━━ Texto de origem ━━

Assustado, a primeira medida foi adotar as novas práticas de retirada de material para análise de solo, que conta com um equipamento que faz a extração de maneira automatizada e protegida através do uso de uma sonda acoplada a um veículo, sendo os pontos definidos previamente e marcados em mapa com grids de cinco perfurações, o que eleva o volume amostral e diminui a interferência no resultado de pequenas contaminações vindas do processo de coleta.

Quando as análises começaram a ficar prontas, a desconfiança virou realidade em formato de manchas em áreas que ele julgava estarem livres do metal tóxico por terem uma rotina de correção em taxa fixa, como ele mesmo testemunha: “Havia áreas que cultivavam soja há mais de 40 anos, tinha certeza absoluta de estarem livres do alumínio, mas ele estava lá, e não era pouco”.

Então, o segundo manejo adotado foi a correção de solo à taxa variável, tendo como base os mapas dos talhões com as informações extraídas das análises: “Tive que mudar a forma de pensar o negócio e consequentemente a maneira como fazia as coisas e isso requer coragem para investimentos, como por exemplo nas quatro mil toneladas de calcário e duas mil toneladas de gesso que comprei a mais em 2023”.

O aumento no consumo se deu pela necessidade de correção acima do antigo padrão, como por exemplo em 40% dos 900 hectares que demandaram uma média (no talhão) de nove toneladas de calcário, aplicados em duas parcelas (incorporando no intervalo) em decorrência do alto volume.

━━━

Tarefa escrita 1:
No texto sobre correção de solo, quantas toneladas de calcário foram compradas a mais em 2023?
Tarefa escrita 2:
Reproduza sem alterações o trecho do texto sobre correção de solo que começa nas palavras "Então, o segundo" e para depois de "do alto volume.".
Tarefa escrita 3:
De acordo com o texto sobre correção de solo, por que os pontos de coleta são marcados em grids de cinco perfurações?
Baseie-se somente no texto sobre correção de solo.

━━ Informações fornecidas ━━

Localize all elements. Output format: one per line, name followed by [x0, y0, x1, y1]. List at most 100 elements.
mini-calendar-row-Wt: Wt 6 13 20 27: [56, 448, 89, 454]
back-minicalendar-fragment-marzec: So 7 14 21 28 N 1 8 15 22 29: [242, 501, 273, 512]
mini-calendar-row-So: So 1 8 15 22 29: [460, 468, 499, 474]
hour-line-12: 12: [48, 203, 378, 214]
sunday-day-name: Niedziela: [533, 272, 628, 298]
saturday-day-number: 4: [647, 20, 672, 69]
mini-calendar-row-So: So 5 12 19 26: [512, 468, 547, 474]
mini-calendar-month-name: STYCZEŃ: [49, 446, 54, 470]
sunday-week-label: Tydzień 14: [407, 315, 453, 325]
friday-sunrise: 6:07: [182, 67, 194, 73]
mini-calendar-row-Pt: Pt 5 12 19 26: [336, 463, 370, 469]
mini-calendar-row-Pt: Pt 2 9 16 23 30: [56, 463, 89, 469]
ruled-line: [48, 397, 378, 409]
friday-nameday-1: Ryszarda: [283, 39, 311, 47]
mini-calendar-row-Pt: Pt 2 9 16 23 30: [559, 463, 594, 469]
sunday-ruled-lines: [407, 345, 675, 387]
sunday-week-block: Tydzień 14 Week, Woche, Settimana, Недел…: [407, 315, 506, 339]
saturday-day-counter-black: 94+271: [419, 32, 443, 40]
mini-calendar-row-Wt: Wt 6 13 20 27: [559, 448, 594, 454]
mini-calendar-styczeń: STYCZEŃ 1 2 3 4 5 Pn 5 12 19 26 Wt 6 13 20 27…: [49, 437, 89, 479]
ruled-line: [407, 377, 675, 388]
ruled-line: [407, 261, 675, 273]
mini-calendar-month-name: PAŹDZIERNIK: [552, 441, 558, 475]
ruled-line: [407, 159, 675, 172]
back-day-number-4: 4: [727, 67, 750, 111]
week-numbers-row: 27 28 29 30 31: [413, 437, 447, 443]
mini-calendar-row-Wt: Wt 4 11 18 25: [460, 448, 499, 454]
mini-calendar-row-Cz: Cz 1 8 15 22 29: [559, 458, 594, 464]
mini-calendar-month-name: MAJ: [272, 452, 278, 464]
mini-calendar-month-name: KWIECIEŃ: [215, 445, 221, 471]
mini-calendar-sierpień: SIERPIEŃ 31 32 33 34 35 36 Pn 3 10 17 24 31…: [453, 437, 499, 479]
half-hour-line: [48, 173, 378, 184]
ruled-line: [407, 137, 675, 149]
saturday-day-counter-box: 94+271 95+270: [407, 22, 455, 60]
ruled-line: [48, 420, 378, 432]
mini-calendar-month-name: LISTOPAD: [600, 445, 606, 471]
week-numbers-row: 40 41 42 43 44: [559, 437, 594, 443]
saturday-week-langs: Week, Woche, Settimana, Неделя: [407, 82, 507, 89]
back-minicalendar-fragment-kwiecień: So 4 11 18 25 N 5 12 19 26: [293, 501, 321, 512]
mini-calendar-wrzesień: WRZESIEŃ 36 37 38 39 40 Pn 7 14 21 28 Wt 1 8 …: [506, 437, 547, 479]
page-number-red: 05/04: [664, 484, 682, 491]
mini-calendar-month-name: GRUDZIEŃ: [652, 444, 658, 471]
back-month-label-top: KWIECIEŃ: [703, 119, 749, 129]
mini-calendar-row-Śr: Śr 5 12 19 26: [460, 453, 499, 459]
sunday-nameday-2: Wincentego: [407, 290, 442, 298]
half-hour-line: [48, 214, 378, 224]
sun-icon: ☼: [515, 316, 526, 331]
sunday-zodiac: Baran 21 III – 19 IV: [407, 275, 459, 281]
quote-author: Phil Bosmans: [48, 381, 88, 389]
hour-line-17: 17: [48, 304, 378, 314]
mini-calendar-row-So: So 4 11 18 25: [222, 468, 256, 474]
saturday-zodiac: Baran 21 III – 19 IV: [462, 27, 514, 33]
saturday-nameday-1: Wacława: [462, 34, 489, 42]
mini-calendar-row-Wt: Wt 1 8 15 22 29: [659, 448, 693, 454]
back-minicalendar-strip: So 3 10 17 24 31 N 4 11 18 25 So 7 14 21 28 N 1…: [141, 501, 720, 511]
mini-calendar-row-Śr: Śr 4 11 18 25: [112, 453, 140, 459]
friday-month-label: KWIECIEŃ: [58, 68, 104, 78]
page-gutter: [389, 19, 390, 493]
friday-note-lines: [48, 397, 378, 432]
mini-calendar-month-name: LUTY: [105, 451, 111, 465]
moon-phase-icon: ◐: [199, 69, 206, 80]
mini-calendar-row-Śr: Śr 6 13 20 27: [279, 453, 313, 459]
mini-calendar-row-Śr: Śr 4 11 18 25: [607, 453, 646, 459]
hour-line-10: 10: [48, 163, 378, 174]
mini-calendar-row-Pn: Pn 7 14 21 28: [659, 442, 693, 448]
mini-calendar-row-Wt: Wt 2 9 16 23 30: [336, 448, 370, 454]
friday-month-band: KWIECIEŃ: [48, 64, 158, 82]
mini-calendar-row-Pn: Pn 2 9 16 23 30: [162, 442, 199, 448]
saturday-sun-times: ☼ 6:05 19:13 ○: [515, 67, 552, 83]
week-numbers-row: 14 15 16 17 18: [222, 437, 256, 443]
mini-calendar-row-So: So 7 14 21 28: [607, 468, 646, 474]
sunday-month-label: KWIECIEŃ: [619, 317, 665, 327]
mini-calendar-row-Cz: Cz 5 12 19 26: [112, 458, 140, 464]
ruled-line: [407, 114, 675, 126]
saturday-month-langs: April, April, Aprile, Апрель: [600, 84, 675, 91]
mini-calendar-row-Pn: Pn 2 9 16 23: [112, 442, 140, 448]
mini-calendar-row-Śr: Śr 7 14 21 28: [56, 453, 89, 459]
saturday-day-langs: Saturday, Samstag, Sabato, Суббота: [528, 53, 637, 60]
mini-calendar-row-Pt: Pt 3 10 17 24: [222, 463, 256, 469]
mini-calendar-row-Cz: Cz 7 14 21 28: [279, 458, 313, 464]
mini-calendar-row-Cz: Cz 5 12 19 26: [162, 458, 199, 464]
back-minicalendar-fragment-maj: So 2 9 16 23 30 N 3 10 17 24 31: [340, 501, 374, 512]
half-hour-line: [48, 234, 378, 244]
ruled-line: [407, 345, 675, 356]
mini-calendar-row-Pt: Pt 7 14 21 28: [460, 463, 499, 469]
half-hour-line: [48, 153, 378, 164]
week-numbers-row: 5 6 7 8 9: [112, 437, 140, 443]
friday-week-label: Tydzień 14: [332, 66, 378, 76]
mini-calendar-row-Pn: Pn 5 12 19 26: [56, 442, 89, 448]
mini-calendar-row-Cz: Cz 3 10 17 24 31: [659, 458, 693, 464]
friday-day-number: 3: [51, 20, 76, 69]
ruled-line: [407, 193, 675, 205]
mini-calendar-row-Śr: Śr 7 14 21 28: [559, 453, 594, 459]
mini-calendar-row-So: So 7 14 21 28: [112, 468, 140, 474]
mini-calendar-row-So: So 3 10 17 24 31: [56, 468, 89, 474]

━━━

Resposta 1:
Quatro mil toneladas.

Resposta 2:
Então, o segundo manejo adotado foi a correção de solo à taxa variável, tendo como base os mapas dos talhões com as informações extraídas das análises: “Tive que mudar a forma de pensar o negócio e consequentemente a maneira como fazia as coisas e isso requer coragem para investimentos, como por exemplo nas quatro mil toneladas de calcário e duas mil toneladas de gesso que comprei a mais em 2023”.

O aumento no consumo se deu pela necessidade de correção acima do antigo padrão, como por exemplo em 40% dos 900 hectares que demandaram uma média (no talhão) de nove toneladas de calcário, aplicados em duas parcelas (incorporando no intervalo) em decorrência do alto volume.

Resposta 3:
Porque assim o volume amostral aumenta e diminui a interferência de pequenas contaminações vindas do processo de coleta no resultado.